◆ **Exercise prompt**: Scan the records and identify every line in which the string "correctly" occurs, then return those lines.

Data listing
⟨

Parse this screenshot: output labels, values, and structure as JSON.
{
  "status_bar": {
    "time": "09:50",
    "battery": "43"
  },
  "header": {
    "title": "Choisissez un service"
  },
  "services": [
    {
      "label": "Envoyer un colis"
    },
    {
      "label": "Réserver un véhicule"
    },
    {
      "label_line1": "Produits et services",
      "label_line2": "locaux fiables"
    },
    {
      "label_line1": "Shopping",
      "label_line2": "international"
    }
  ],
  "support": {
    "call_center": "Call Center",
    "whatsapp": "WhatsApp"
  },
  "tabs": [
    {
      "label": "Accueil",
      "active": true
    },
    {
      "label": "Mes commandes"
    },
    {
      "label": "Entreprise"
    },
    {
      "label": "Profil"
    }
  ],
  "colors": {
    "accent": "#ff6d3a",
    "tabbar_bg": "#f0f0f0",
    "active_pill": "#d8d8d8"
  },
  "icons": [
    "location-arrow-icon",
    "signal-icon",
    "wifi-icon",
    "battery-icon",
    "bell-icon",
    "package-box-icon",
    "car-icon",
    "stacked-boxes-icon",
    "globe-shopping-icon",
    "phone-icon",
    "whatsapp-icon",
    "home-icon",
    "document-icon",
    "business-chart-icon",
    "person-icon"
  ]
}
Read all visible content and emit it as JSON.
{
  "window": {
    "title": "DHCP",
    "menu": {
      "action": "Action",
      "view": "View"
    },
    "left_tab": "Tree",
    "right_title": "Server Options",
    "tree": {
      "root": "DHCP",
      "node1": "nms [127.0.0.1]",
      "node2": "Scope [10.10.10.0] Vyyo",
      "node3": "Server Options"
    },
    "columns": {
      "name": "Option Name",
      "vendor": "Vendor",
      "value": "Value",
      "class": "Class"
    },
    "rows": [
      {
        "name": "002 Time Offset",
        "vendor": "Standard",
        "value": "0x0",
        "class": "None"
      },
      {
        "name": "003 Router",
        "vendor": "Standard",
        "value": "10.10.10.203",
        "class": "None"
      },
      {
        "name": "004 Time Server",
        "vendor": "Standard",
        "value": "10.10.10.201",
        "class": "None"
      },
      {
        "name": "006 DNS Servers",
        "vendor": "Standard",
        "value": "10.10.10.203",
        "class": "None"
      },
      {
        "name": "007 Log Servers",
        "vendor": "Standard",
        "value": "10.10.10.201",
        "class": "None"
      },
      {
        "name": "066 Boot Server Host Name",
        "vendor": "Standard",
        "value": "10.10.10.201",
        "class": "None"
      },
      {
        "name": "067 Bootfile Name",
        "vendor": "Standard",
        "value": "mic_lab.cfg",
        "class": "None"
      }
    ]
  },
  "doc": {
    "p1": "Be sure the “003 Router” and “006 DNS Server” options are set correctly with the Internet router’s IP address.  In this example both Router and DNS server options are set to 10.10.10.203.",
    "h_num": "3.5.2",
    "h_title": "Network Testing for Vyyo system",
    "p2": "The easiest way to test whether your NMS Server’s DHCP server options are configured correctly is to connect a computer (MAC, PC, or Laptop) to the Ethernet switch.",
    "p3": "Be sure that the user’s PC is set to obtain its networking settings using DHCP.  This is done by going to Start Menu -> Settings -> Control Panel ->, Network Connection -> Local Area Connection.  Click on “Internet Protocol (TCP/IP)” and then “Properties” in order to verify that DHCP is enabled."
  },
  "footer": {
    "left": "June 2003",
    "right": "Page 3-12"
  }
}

⟩

◆ **Output for this task**:
    "p1": "Be sure the “003 Router” and “006 DNS Server” options are set correctly with the Internet router’s IP address.  In this example both Router and DNS server options are set to 10.10.10.203.",
    "p2": "The easiest way to test whether your NMS Server’s DHCP server options are configured correctly is to connect a computer (MAC, PC, or Laptop) to the Ethernet switch.",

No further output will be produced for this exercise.